● Written exercise:
Spot each line that carries the word "document"; copy those lines.

>> Start

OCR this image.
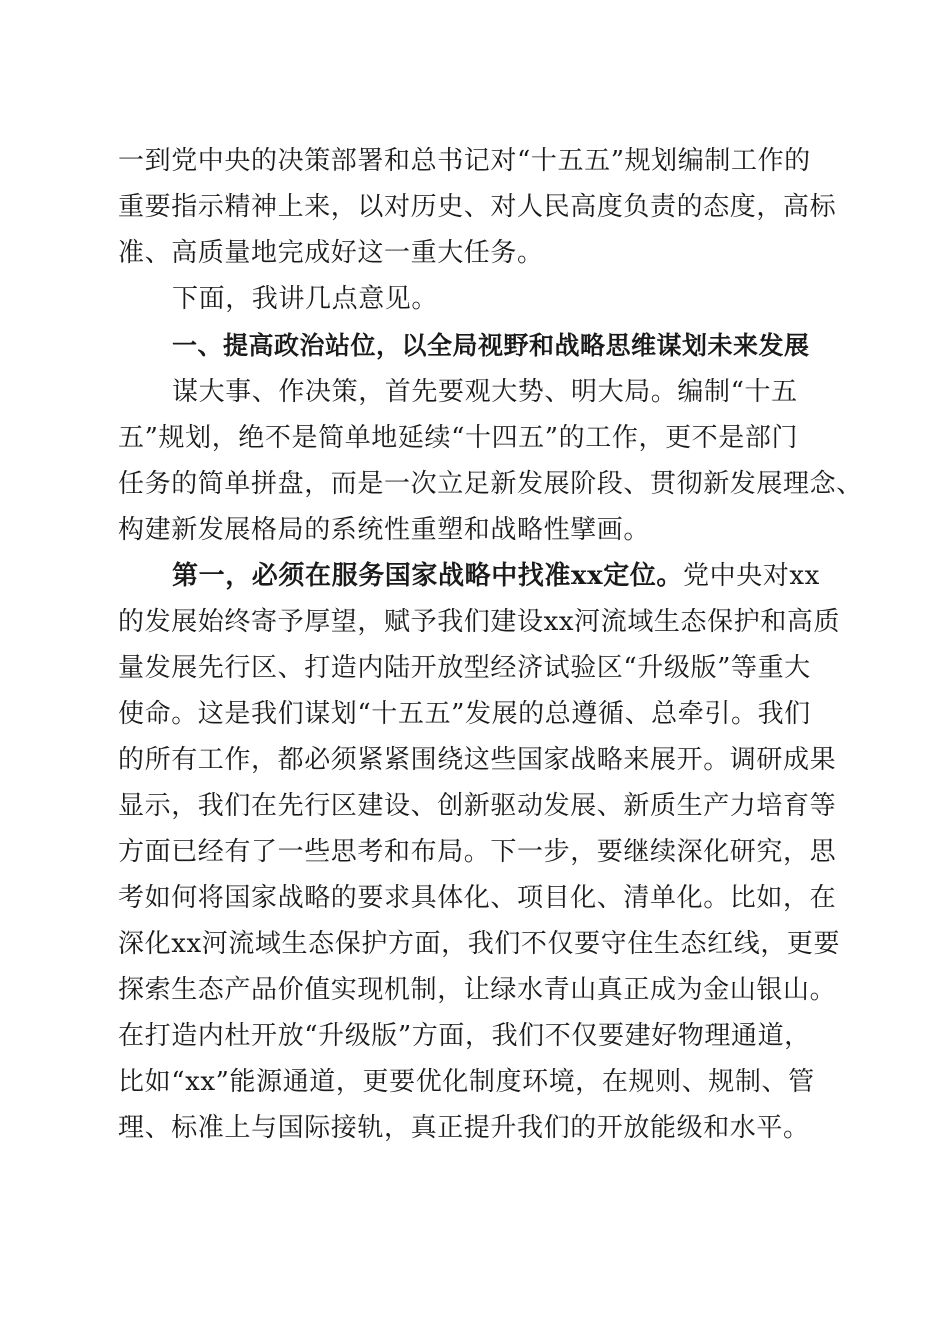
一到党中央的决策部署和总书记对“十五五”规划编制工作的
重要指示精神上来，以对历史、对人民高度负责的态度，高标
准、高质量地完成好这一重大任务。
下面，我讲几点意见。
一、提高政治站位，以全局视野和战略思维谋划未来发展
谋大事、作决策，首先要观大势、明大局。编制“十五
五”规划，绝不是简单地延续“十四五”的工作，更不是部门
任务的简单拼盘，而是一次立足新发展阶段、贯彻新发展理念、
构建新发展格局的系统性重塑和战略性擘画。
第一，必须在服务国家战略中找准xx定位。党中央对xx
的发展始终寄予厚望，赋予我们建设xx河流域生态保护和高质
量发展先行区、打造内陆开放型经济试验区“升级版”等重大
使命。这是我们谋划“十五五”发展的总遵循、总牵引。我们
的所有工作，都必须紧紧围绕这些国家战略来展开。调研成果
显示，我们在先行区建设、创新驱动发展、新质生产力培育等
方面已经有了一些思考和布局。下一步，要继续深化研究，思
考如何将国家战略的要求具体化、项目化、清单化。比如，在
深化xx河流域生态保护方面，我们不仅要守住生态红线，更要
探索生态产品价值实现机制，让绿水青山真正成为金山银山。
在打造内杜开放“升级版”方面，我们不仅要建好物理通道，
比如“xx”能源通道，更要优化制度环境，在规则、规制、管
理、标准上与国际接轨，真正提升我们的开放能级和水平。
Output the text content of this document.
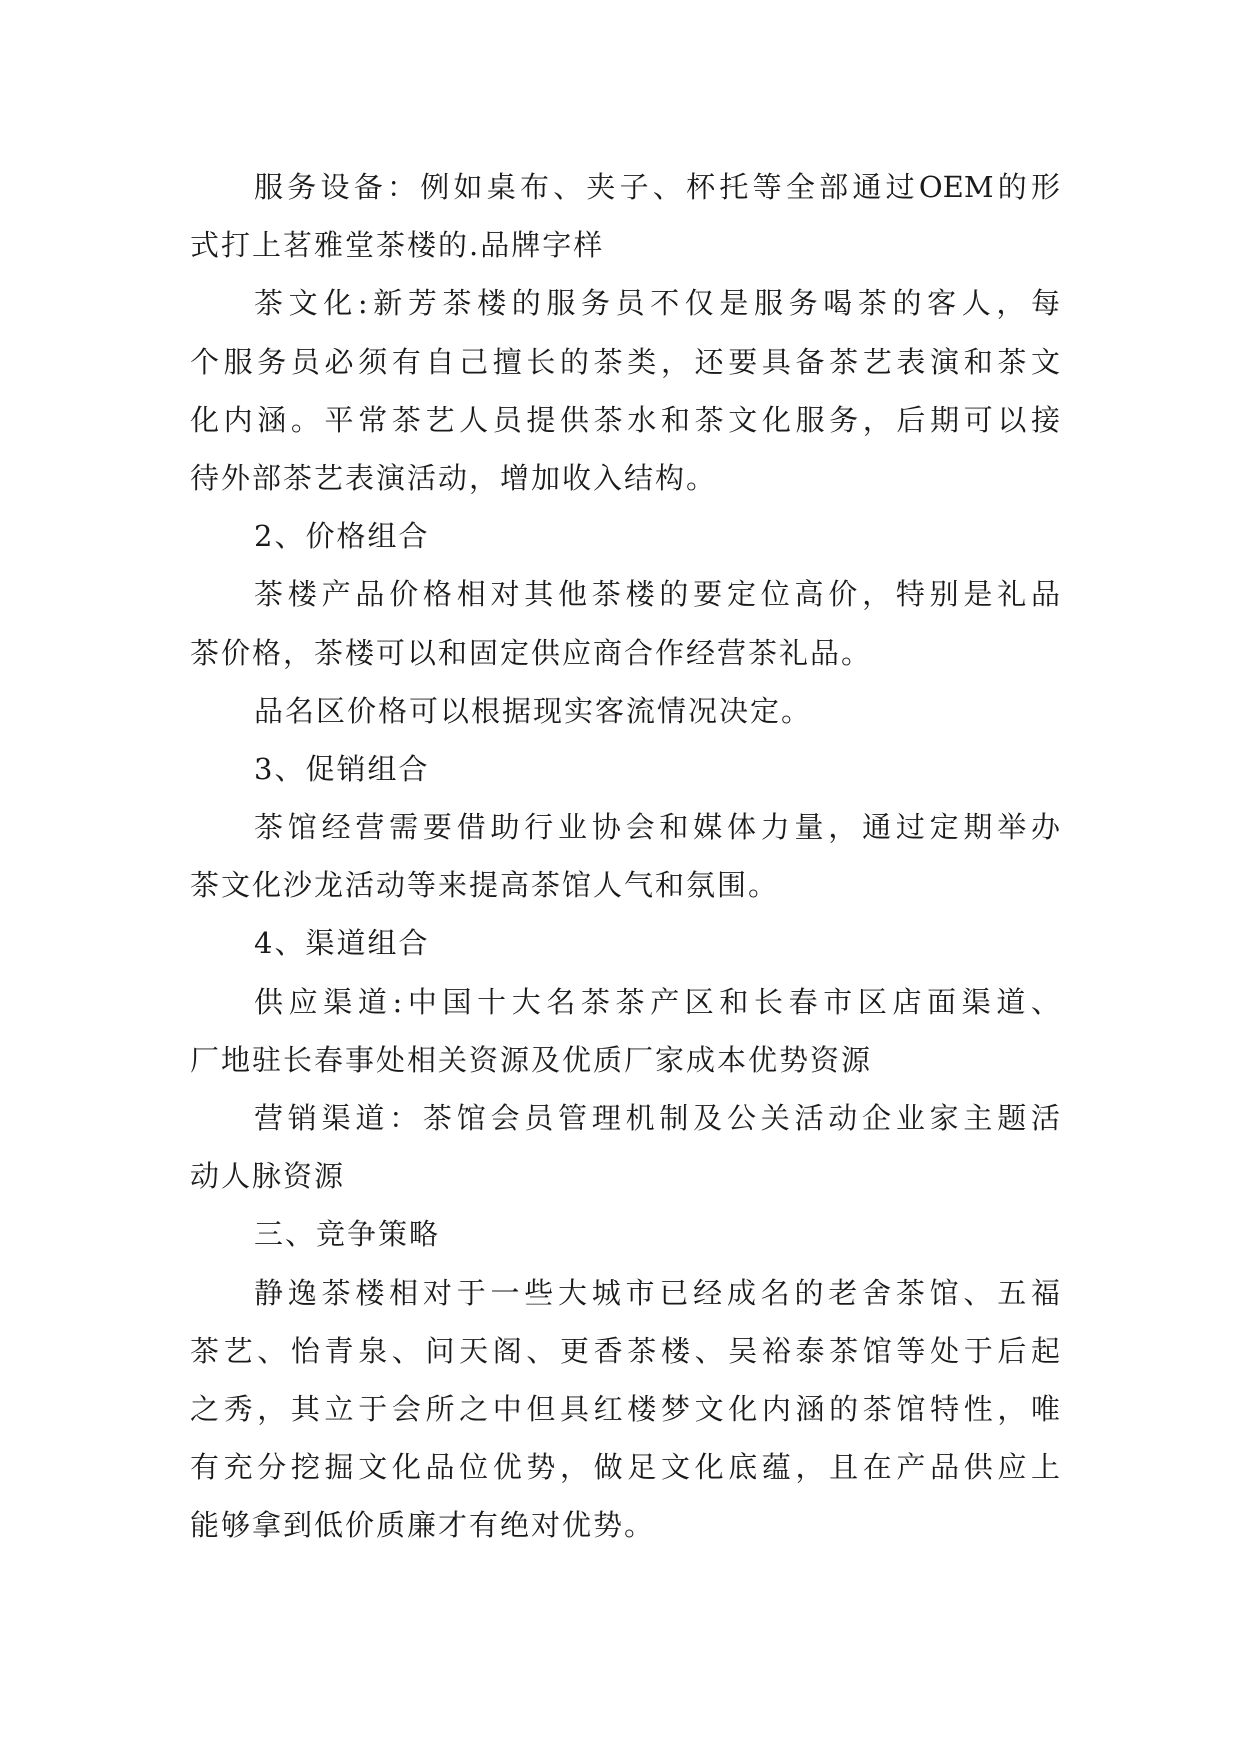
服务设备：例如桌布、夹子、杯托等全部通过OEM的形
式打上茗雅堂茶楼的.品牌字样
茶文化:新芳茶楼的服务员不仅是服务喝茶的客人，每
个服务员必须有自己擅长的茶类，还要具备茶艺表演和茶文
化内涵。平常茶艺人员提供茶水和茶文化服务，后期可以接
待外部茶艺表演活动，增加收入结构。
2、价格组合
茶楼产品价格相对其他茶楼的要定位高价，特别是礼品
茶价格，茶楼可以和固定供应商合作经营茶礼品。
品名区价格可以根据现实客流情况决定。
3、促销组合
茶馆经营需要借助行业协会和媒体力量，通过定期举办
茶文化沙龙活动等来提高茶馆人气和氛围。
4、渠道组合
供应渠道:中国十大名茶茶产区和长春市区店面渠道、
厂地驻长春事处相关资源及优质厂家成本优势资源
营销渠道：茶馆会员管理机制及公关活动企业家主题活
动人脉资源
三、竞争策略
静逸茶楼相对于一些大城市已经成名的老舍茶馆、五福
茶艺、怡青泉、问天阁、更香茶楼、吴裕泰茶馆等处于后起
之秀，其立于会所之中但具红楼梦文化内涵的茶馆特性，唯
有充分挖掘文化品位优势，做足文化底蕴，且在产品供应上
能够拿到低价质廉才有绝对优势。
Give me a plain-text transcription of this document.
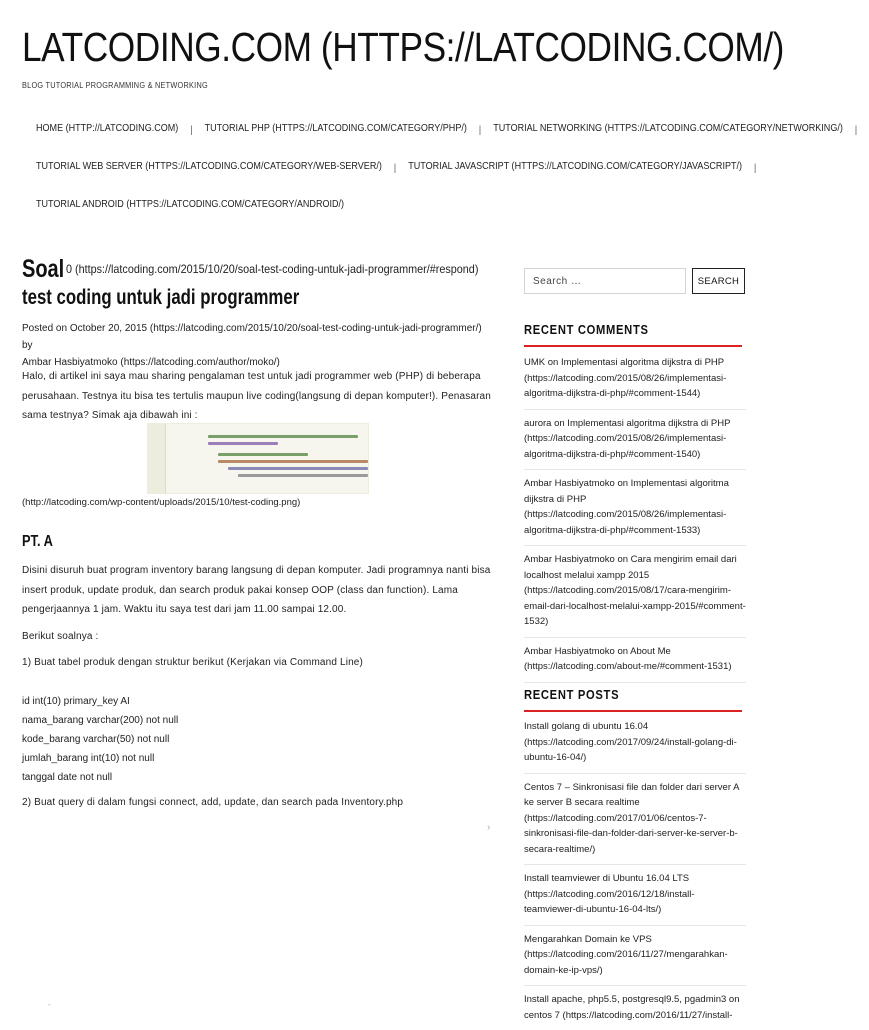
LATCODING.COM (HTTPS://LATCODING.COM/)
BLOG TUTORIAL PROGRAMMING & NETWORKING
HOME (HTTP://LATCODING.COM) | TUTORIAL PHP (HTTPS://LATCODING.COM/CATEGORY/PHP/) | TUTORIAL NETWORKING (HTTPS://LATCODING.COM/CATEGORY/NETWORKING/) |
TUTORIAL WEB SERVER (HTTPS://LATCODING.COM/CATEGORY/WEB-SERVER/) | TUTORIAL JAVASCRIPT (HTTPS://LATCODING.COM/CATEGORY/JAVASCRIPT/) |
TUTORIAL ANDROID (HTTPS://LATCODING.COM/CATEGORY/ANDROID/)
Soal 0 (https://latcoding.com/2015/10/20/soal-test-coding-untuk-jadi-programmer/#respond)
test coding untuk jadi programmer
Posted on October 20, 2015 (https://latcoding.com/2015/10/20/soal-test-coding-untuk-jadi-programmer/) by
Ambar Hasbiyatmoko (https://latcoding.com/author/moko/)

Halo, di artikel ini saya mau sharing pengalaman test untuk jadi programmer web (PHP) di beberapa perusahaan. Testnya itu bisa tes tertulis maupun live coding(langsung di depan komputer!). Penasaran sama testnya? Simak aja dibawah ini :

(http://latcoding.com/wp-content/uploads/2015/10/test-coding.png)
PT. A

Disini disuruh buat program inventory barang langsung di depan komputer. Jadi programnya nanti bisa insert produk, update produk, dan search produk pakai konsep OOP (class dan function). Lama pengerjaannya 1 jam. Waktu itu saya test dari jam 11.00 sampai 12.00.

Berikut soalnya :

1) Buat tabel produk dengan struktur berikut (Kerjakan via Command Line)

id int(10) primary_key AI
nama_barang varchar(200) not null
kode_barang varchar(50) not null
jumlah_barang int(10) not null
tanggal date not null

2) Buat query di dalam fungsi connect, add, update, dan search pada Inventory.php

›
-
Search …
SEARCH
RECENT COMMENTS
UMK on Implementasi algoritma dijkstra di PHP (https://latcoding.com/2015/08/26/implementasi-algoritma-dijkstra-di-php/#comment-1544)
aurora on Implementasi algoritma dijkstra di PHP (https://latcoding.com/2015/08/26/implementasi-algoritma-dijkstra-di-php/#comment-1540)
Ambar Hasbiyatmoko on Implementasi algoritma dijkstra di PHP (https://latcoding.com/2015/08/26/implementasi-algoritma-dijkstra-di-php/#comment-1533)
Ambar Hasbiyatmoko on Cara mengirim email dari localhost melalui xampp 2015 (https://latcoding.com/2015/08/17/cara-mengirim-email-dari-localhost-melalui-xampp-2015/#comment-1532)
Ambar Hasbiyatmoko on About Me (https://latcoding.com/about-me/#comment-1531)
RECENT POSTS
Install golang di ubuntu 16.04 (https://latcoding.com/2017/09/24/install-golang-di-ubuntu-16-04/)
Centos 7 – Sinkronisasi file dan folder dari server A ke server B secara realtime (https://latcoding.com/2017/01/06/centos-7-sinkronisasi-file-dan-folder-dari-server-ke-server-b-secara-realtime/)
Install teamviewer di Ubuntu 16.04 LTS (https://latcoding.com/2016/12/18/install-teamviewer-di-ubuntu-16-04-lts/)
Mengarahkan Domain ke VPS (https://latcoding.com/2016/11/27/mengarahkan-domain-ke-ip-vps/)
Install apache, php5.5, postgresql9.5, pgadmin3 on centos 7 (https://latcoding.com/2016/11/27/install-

>> End

● Full output:
Output the text content of this document.
Give me a plain-text transcription of this document.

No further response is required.